[TASK DETAILS]
Count every line where "aber" shows up, and give that number only.

[INPUT RECORDS]
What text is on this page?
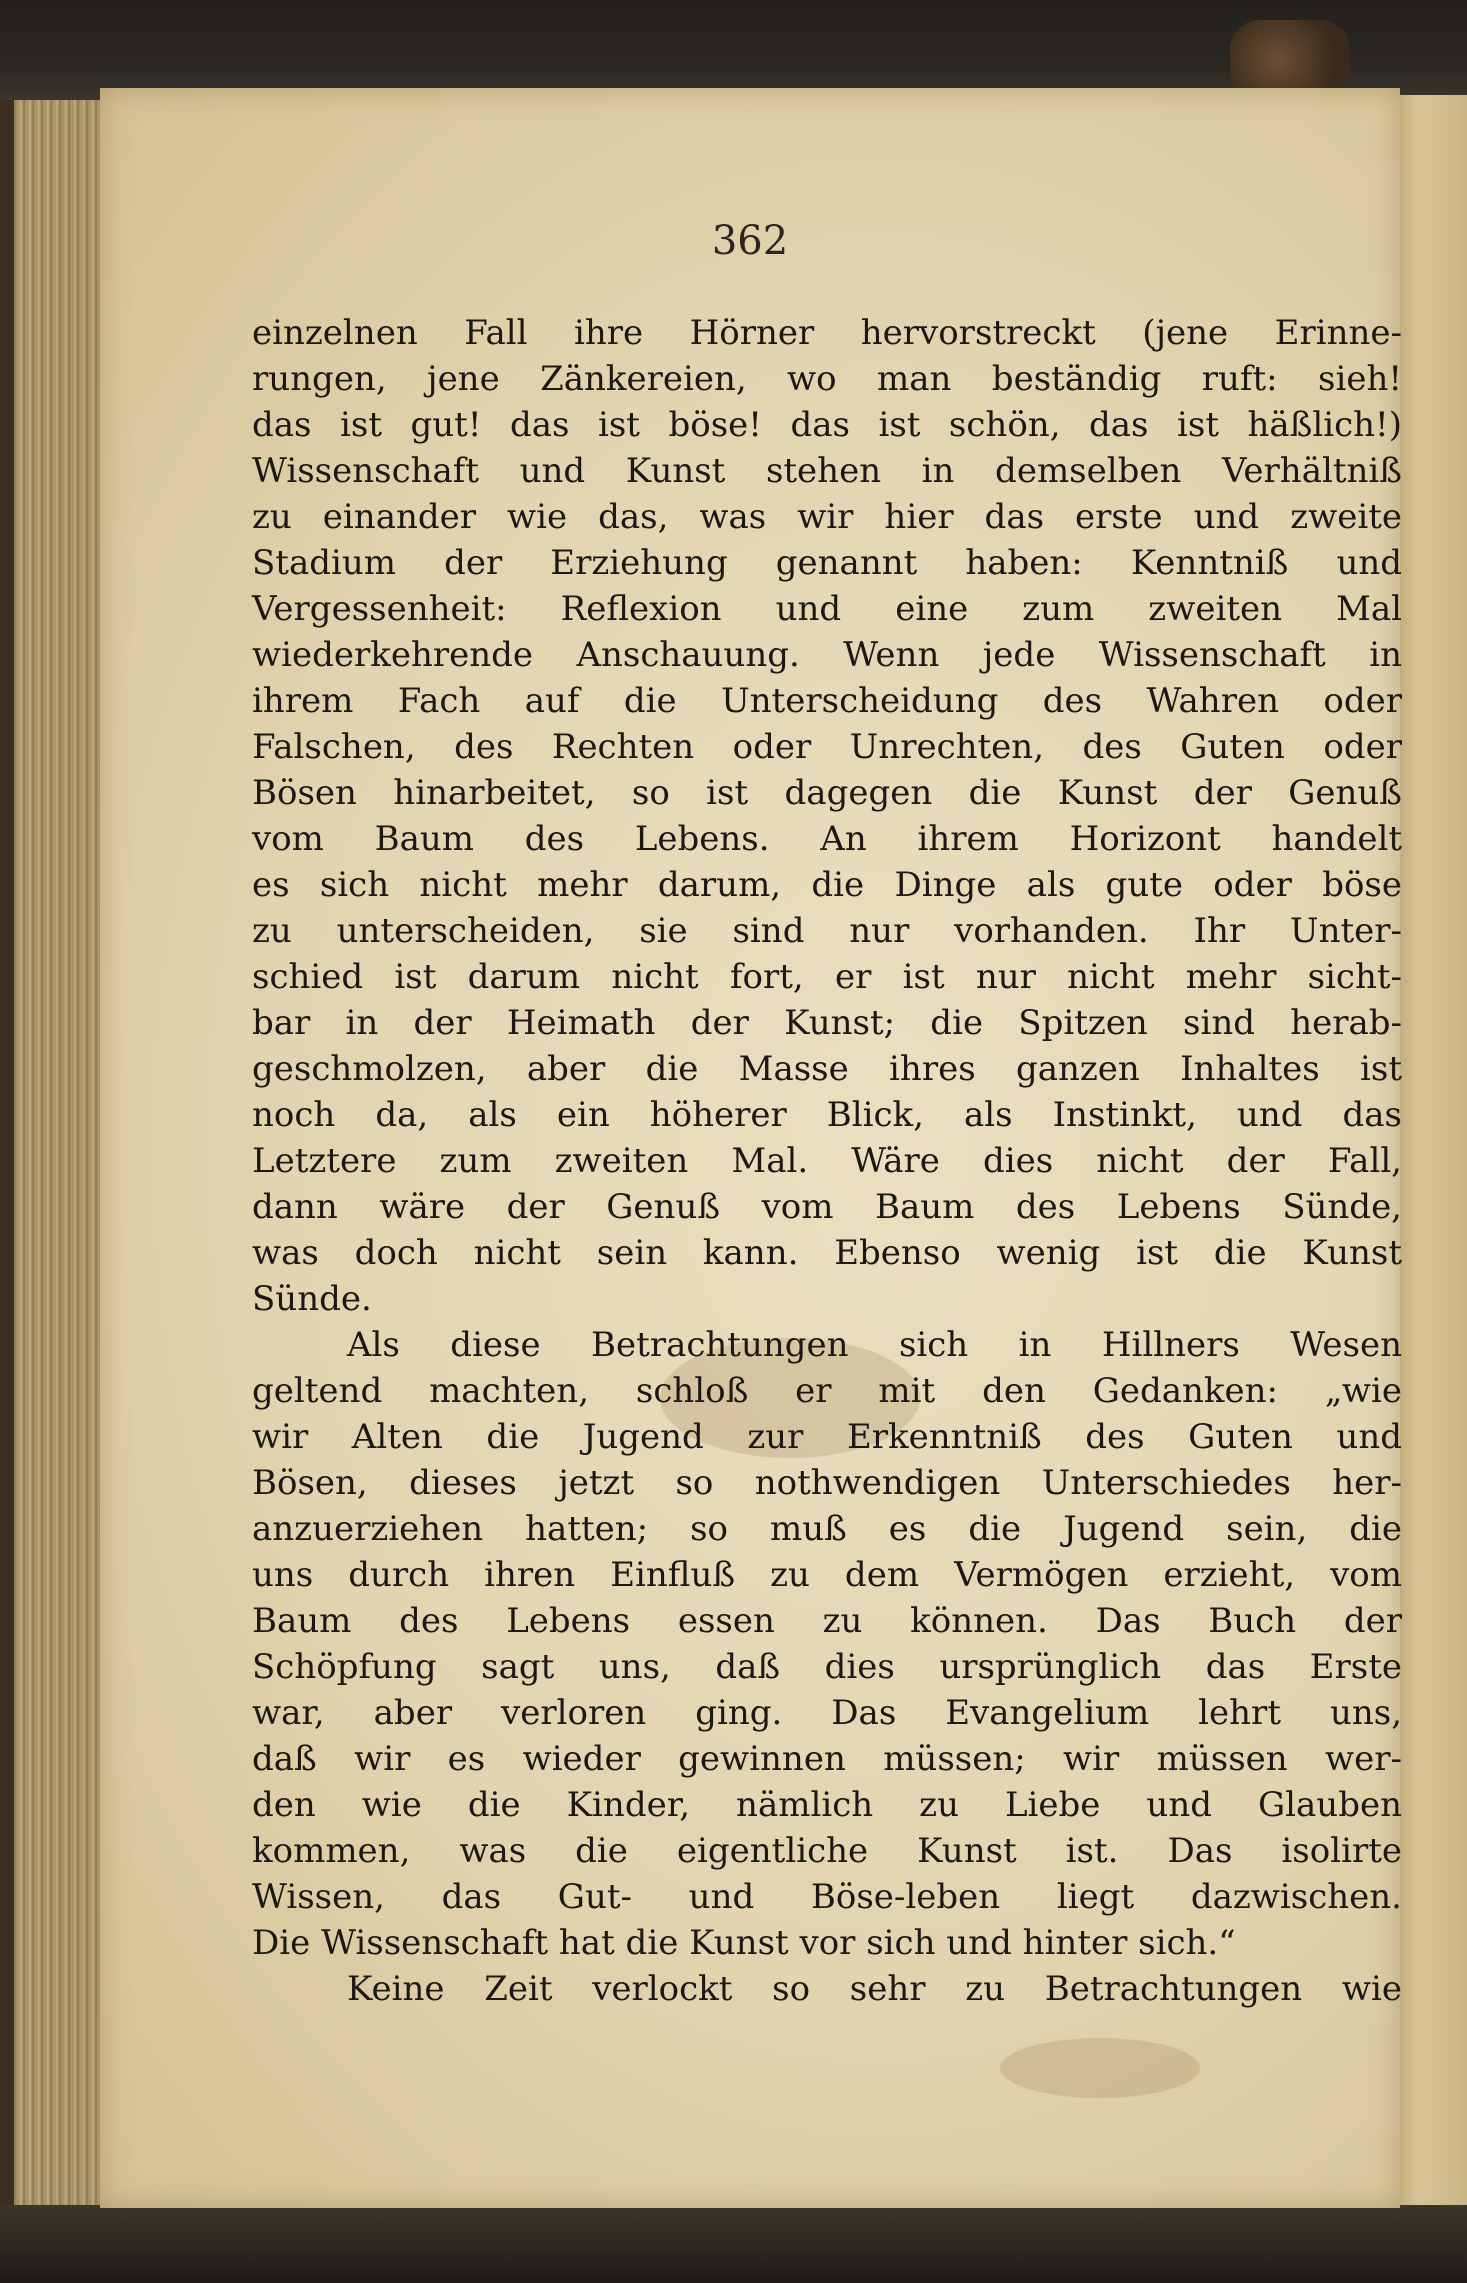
362
einzelnen Fall ihre Hörner hervorstreckt (jene Erinne-
rungen, jene Zänkereien, wo man beständig ruft: sieh!
das ist gut! das ist böse! das ist schön, das ist häßlich!)
Wissenschaft und Kunst stehen in demselben Verhältniß
zu einander wie das, was wir hier das erste und zweite
Stadium der Erziehung genannt haben: Kenntniß und
Vergessenheit: Reflexion und eine zum zweiten Mal
wiederkehrende Anschauung. Wenn jede Wissenschaft in
ihrem Fach auf die Unterscheidung des Wahren oder
Falschen, des Rechten oder Unrechten, des Guten oder
Bösen hinarbeitet, so ist dagegen die Kunst der Genuß
vom Baum des Lebens. An ihrem Horizont handelt
es sich nicht mehr darum, die Dinge als gute oder böse
zu unterscheiden, sie sind nur vorhanden. Ihr Unter-
schied ist darum nicht fort, er ist nur nicht mehr sicht-
bar in der Heimath der Kunst; die Spitzen sind herab-
geschmolzen, aber die Masse ihres ganzen Inhaltes ist
noch da, als ein höherer Blick, als Instinkt, und das
Letztere zum zweiten Mal. Wäre dies nicht der Fall,
dann wäre der Genuß vom Baum des Lebens Sünde,
was doch nicht sein kann. Ebenso wenig ist die Kunst
Sünde.
Als diese Betrachtungen sich in Hillners Wesen
geltend machten, schloß er mit den Gedanken: „wie
wir Alten die Jugend zur Erkenntniß des Guten und
Bösen, dieses jetzt so nothwendigen Unterschiedes her-
anzuerziehen hatten; so muß es die Jugend sein, die
uns durch ihren Einfluß zu dem Vermögen erzieht, vom
Baum des Lebens essen zu können. Das Buch der
Schöpfung sagt uns, daß dies ursprünglich das Erste
war, aber verloren ging. Das Evangelium lehrt uns,
daß wir es wieder gewinnen müssen; wir müssen wer-
den wie die Kinder, nämlich zu Liebe und Glauben
kommen, was die eigentliche Kunst ist. Das isolirte
Wissen, das Gut- und Böse-leben liegt dazwischen.
Die Wissenschaft hat die Kunst vor sich und hinter sich.“
Keine Zeit verlockt so sehr zu Betrachtungen wie
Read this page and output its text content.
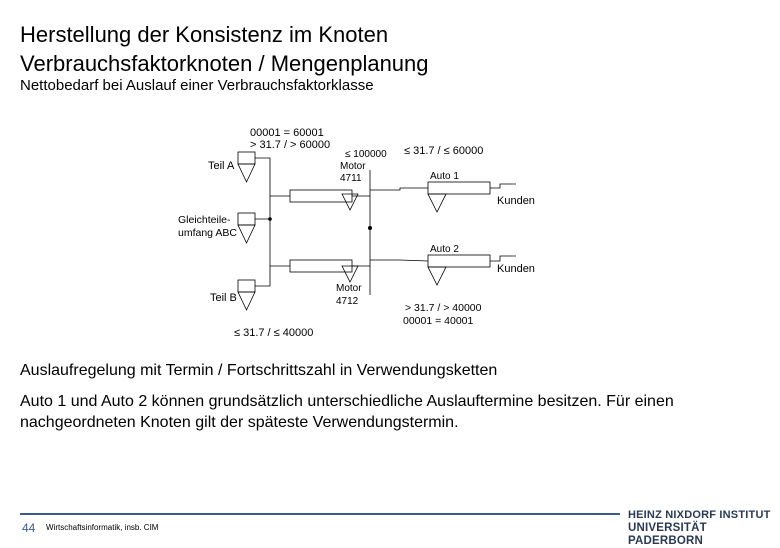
Herstellung der Konsistenz im Knoten
Verbrauchsfaktorknoten / Mengenplanung
Nettobedarf bei Auslauf einer Verbrauchsfaktorklasse
00001 = 60001
> 31.7 / > 60000
≤ 100000
Motor
4711
≤ 31.7 / ≤ 60000
Auto 1
Kunden
Teil A
Gleichteile-
umfang ABC
Auto 2
Kunden
Teil B
Motor
4712
> 31.7 / > 40000
00001 = 40001
≤ 31.7 / ≤ 40000
Auslaufregelung mit Termin / Fortschrittszahl in Verwendungsketten
Auto 1 und Auto 2 können grundsätzlich unterschiedliche Auslauftermine besitzen. Für einen nachgeordneten Knoten gilt der späteste Verwendungstermin.
44 Wirtschaftsinformatik, insb. CIM
HEINZ NIXDORF INSTITUT
UNIVERSITÄT PADERBORN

[OUTPUT OF THE TASK]
2